GIVEN TASK> Copy every line, leaving nothing out and adding nothing.

DATA SUPPLIED>

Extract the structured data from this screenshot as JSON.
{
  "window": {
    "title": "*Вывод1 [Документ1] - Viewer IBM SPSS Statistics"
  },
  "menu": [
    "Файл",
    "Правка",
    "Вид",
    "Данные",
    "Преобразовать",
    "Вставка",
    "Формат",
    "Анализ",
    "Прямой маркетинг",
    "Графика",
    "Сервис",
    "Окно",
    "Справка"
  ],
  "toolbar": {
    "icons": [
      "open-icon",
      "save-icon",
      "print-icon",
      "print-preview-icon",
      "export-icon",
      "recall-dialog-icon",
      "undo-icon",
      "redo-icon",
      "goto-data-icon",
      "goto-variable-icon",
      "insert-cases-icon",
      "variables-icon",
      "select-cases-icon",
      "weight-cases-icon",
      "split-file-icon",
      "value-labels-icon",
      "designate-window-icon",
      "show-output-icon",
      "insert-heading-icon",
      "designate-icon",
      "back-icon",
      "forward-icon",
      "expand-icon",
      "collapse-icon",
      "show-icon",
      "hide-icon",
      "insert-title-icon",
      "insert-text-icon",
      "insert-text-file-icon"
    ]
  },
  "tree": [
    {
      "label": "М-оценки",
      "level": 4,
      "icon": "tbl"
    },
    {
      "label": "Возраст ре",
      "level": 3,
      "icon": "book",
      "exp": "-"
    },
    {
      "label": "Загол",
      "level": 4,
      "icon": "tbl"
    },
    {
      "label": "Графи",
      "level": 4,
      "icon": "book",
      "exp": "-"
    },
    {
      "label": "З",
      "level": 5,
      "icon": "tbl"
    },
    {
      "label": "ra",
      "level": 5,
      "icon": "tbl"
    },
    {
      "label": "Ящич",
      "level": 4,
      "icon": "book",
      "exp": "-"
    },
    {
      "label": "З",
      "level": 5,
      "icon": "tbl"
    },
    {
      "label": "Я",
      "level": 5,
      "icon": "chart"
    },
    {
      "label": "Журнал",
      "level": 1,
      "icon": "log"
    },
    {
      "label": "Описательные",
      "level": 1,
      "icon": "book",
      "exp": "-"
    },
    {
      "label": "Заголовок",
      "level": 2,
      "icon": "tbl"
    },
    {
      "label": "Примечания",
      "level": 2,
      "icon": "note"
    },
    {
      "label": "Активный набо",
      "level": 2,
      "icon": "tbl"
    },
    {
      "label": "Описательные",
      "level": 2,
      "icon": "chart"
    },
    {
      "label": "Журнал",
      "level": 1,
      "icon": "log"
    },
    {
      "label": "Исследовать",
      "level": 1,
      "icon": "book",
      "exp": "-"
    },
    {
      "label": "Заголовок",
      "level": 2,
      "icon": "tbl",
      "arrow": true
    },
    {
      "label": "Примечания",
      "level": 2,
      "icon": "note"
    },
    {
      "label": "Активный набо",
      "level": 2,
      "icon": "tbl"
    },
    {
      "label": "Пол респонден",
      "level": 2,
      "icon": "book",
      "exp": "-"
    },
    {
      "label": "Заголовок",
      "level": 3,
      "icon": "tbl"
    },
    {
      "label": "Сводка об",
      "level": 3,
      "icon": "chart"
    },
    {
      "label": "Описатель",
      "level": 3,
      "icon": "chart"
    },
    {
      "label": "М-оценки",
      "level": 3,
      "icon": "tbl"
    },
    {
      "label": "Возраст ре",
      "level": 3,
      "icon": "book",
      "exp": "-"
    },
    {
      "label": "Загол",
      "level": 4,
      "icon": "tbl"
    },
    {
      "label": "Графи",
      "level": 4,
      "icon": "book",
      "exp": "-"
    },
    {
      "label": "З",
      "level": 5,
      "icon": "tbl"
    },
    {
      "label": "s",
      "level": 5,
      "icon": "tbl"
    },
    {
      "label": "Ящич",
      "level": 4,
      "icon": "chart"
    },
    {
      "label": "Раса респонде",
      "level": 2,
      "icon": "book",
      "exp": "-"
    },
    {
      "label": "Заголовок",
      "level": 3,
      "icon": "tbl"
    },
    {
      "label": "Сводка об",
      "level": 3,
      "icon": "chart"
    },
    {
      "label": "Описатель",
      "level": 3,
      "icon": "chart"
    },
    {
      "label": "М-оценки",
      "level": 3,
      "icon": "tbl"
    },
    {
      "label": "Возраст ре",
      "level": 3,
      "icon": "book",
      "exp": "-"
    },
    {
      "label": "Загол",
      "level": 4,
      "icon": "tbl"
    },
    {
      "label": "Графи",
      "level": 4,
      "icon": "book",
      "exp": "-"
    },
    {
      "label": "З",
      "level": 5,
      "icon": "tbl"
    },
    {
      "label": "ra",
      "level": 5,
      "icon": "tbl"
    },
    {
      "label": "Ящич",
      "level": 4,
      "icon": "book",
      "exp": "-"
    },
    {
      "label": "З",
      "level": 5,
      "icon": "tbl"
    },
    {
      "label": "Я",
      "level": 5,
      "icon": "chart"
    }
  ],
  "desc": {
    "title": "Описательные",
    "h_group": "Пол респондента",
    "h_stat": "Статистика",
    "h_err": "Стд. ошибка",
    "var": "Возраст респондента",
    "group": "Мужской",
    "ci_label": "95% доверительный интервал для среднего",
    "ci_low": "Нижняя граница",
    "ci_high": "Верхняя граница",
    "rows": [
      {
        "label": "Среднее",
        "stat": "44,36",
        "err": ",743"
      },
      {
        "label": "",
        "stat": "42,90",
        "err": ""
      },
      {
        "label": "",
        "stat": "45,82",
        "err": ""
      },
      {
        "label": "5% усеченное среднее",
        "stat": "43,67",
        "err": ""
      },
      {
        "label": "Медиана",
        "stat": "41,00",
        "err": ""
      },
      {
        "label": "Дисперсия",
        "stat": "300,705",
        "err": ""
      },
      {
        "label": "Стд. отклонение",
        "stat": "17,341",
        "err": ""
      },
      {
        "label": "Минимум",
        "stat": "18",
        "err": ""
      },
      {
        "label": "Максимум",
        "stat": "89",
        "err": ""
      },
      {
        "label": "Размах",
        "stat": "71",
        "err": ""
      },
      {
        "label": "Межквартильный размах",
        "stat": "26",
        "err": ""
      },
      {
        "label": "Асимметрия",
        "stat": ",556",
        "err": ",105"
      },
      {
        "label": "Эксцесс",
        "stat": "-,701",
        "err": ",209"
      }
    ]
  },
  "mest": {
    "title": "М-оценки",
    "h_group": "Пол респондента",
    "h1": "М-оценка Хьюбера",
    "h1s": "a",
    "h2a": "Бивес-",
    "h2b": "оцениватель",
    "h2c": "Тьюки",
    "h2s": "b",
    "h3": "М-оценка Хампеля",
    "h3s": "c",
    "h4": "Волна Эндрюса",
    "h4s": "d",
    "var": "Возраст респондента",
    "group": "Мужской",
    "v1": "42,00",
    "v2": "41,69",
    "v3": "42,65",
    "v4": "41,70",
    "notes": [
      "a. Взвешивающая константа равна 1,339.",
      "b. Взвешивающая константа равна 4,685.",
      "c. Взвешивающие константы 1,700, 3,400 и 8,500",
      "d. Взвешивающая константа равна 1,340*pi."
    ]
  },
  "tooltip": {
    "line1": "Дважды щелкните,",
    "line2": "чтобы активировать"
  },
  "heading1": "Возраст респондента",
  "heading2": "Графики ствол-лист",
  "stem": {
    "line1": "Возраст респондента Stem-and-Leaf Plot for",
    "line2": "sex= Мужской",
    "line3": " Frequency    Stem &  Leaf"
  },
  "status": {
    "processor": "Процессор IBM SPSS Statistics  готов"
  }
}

FULL RESPONSE>
Extract the structured data from this screenshot as JSON.
{
  "window": {
    "title": "*Вывод1 [Документ1] - Viewer IBM SPSS Statistics"
  },
  "menu": [
    "Файл",
    "Правка",
    "Вид",
    "Данные",
    "Преобразовать",
    "Вставка",
    "Формат",
    "Анализ",
    "Прямой маркетинг",
    "Графика",
    "Сервис",
    "Окно",
    "Справка"
  ],
  "toolbar": {
    "icons": [
      "open-icon",
      "save-icon",
      "print-icon",
      "print-preview-icon",
      "export-icon",
      "recall-dialog-icon",
      "undo-icon",
      "redo-icon",
      "goto-data-icon",
      "goto-variable-icon",
      "insert-cases-icon",
      "variables-icon",
      "select-cases-icon",
      "weight-cases-icon",
      "split-file-icon",
      "value-labels-icon",
      "designate-window-icon",
      "show-output-icon",
      "insert-heading-icon",
      "designate-icon",
      "back-icon",
      "forward-icon",
      "expand-icon",
      "collapse-icon",
      "show-icon",
      "hide-icon",
      "insert-title-icon",
      "insert-text-icon",
      "insert-text-file-icon"
    ]
  },
  "tree": [
    {
      "label": "М-оценки",
      "level": 4,
      "icon": "tbl"
    },
    {
      "label": "Возраст ре",
      "level": 3,
      "icon": "book",
      "exp": "-"
    },
    {
      "label": "Загол",
      "level": 4,
      "icon": "tbl"
    },
    {
      "label": "Графи",
      "level": 4,
      "icon": "book",
      "exp": "-"
    },
    {
      "label": "З",
      "level": 5,
      "icon": "tbl"
    },
    {
      "label": "ra",
      "level": 5,
      "icon": "tbl"
    },
    {
      "label": "Ящич",
      "level": 4,
      "icon": "book",
      "exp": "-"
    },
    {
      "label": "З",
      "level": 5,
      "icon": "tbl"
    },
    {
      "label": "Я",
      "level": 5,
      "icon": "chart"
    },
    {
      "label": "Журнал",
      "level": 1,
      "icon": "log"
    },
    {
      "label": "Описательные",
      "level": 1,
      "icon": "book",
      "exp": "-"
    },
    {
      "label": "Заголовок",
      "level": 2,
      "icon": "tbl"
    },
    {
      "label": "Примечания",
      "level": 2,
      "icon": "note"
    },
    {
      "label": "Активный набо",
      "level": 2,
      "icon": "tbl"
    },
    {
      "label": "Описательные",
      "level": 2,
      "icon": "chart"
    },
    {
      "label": "Журнал",
      "level": 1,
      "icon": "log"
    },
    {
      "label": "Исследовать",
      "level": 1,
      "icon": "book",
      "exp": "-"
    },
    {
      "label": "Заголовок",
      "level": 2,
      "icon": "tbl",
      "arrow": true
    },
    {
      "label": "Примечания",
      "level": 2,
      "icon": "note"
    },
    {
      "label": "Активный набо",
      "level": 2,
      "icon": "tbl"
    },
    {
      "label": "Пол респонден",
      "level": 2,
      "icon": "book",
      "exp": "-"
    },
    {
      "label": "Заголовок",
      "level": 3,
      "icon": "tbl"
    },
    {
      "label": "Сводка об",
      "level": 3,
      "icon": "chart"
    },
    {
      "label": "Описатель",
      "level": 3,
      "icon": "chart"
    },
    {
      "label": "М-оценки",
      "level": 3,
      "icon": "tbl"
    },
    {
      "label": "Возраст ре",
      "level": 3,
      "icon": "book",
      "exp": "-"
    },
    {
      "label": "Загол",
      "level": 4,
      "icon": "tbl"
    },
    {
      "label": "Графи",
      "level": 4,
      "icon": "book",
      "exp": "-"
    },
    {
      "label": "З",
      "level": 5,
      "icon": "tbl"
    },
    {
      "label": "s",
      "level": 5,
      "icon": "tbl"
    },
    {
      "label": "Ящич",
      "level": 4,
      "icon": "chart"
    },
    {
      "label": "Раса респонде",
      "level": 2,
      "icon": "book",
      "exp": "-"
    },
    {
      "label": "Заголовок",
      "level": 3,
      "icon": "tbl"
    },
    {
      "label": "Сводка об",
      "level": 3,
      "icon": "chart"
    },
    {
      "label": "Описатель",
      "level": 3,
      "icon": "chart"
    },
    {
      "label": "М-оценки",
      "level": 3,
      "icon": "tbl"
    },
    {
      "label": "Возраст ре",
      "level": 3,
      "icon": "book",
      "exp": "-"
    },
    {
      "label": "Загол",
      "level": 4,
      "icon": "tbl"
    },
    {
      "label": "Графи",
      "level": 4,
      "icon": "book",
      "exp": "-"
    },
    {
      "label": "З",
      "level": 5,
      "icon": "tbl"
    },
    {
      "label": "ra",
      "level": 5,
      "icon": "tbl"
    },
    {
      "label": "Ящич",
      "level": 4,
      "icon": "book",
      "exp": "-"
    },
    {
      "label": "З",
      "level": 5,
      "icon": "tbl"
    },
    {
      "label": "Я",
      "level": 5,
      "icon": "chart"
    }
  ],
  "desc": {
    "title": "Описательные",
    "h_group": "Пол респондента",
    "h_stat": "Статистика",
    "h_err": "Стд. ошибка",
    "var": "Возраст респондента",
    "group": "Мужской",
    "ci_label": "95% доверительный интервал для среднего",
    "ci_low": "Нижняя граница",
    "ci_high": "Верхняя граница",
    "rows": [
      {
        "label": "Среднее",
        "stat": "44,36",
        "err": ",743"
      },
      {
        "label": "",
        "stat": "42,90",
        "err": ""
      },
      {
        "label": "",
        "stat": "45,82",
        "err": ""
      },
      {
        "label": "5% усеченное среднее",
        "stat": "43,67",
        "err": ""
      },
      {
        "label": "Медиана",
        "stat": "41,00",
        "err": ""
      },
      {
        "label": "Дисперсия",
        "stat": "300,705",
        "err": ""
      },
      {
        "label": "Стд. отклонение",
        "stat": "17,341",
        "err": ""
      },
      {
        "label": "Минимум",
        "stat": "18",
        "err": ""
      },
      {
        "label": "Максимум",
        "stat": "89",
        "err": ""
      },
      {
        "label": "Размах",
        "stat": "71",
        "err": ""
      },
      {
        "label": "Межквартильный размах",
        "stat": "26",
        "err": ""
      },
      {
        "label": "Асимметрия",
        "stat": ",556",
        "err": ",105"
      },
      {
        "label": "Эксцесс",
        "stat": "-,701",
        "err": ",209"
      }
    ]
  },
  "mest": {
    "title": "М-оценки",
    "h_group": "Пол респондента",
    "h1": "М-оценка Хьюбера",
    "h1s": "a",
    "h2a": "Бивес-",
    "h2b": "оцениватель",
    "h2c": "Тьюки",
    "h2s": "b",
    "h3": "М-оценка Хампеля",
    "h3s": "c",
    "h4": "Волна Эндрюса",
    "h4s": "d",
    "var": "Возраст респондента",
    "group": "Мужской",
    "v1": "42,00",
    "v2": "41,69",
    "v3": "42,65",
    "v4": "41,70",
    "notes": [
      "a. Взвешивающая константа равна 1,339.",
      "b. Взвешивающая константа равна 4,685.",
      "c. Взвешивающие константы 1,700, 3,400 и 8,500",
      "d. Взвешивающая константа равна 1,340*pi."
    ]
  },
  "tooltip": {
    "line1": "Дважды щелкните,",
    "line2": "чтобы активировать"
  },
  "heading1": "Возраст респондента",
  "heading2": "Графики ствол-лист",
  "stem": {
    "line1": "Возраст респондента Stem-and-Leaf Plot for",
    "line2": "sex= Мужской",
    "line3": " Frequency    Stem &  Leaf"
  },
  "status": {
    "processor": "Процессор IBM SPSS Statistics  готов"
  }
}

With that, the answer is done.